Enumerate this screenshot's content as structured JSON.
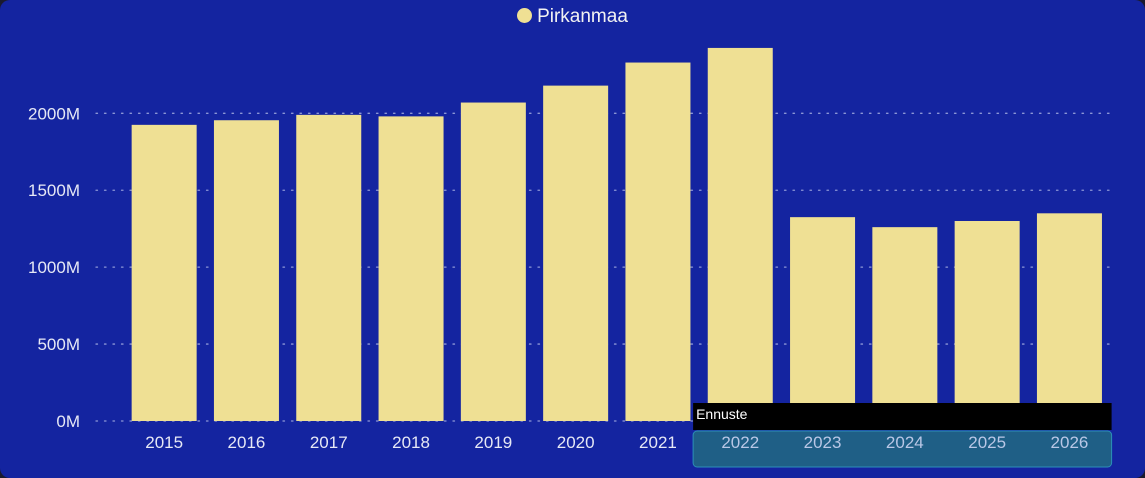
{
  "chart_data": {
    "type": "bar",
    "categories": [
      "2015",
      "2016",
      "2017",
      "2018",
      "2019",
      "2020",
      "2021",
      "2022",
      "2023",
      "2024",
      "2025",
      "2026"
    ],
    "series": [
      {
        "name": "Pirkanmaa",
        "values": [
          1925,
          1955,
          1990,
          1980,
          2070,
          2180,
          2330,
          2425,
          1325,
          1260,
          1300,
          1350
        ]
      }
    ],
    "y_ticks": [
      "0M",
      "500M",
      "1000M",
      "1500M",
      "2000M"
    ],
    "ylim": [
      0,
      2600
    ],
    "legend_position": "top-center",
    "grid": true,
    "forecast_label": "Ennuste",
    "forecast_categories": [
      "2022",
      "2023",
      "2024",
      "2025",
      "2026"
    ],
    "colors": {
      "bar": "#efe094",
      "background": "#1424a0",
      "forecast_highlight": "#1f5f86"
    }
  }
}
....
WRITTEN INSTRUCTION: Pictures are to be left out; all else in the entries above is to be quoted exactly.

RESPONSE FOR THIS EXERCISE:
Enumerate this screenshot's content as structured JSON.
{
  "chart_data": {
    "type": "bar",
    "categories": [
      "2015",
      "2016",
      "2017",
      "2018",
      "2019",
      "2020",
      "2021",
      "2022",
      "2023",
      "2024",
      "2025",
      "2026"
    ],
    "series": [
      {
        "name": "Pirkanmaa",
        "values": [
          1925,
          1955,
          1990,
          1980,
          2070,
          2180,
          2330,
          2425,
          1325,
          1260,
          1300,
          1350
        ]
      }
    ],
    "y_ticks": [
      "0M",
      "500M",
      "1000M",
      "1500M",
      "2000M"
    ],
    "ylim": [
      0,
      2600
    ],
    "legend_position": "top-center",
    "grid": true,
    "forecast_label": "Ennuste",
    "forecast_categories": [
      "2022",
      "2023",
      "2024",
      "2025",
      "2026"
    ],
    "colors": {
      "bar": "#efe094",
      "background": "#1424a0",
      "forecast_highlight": "#1f5f86"
    }
  }
}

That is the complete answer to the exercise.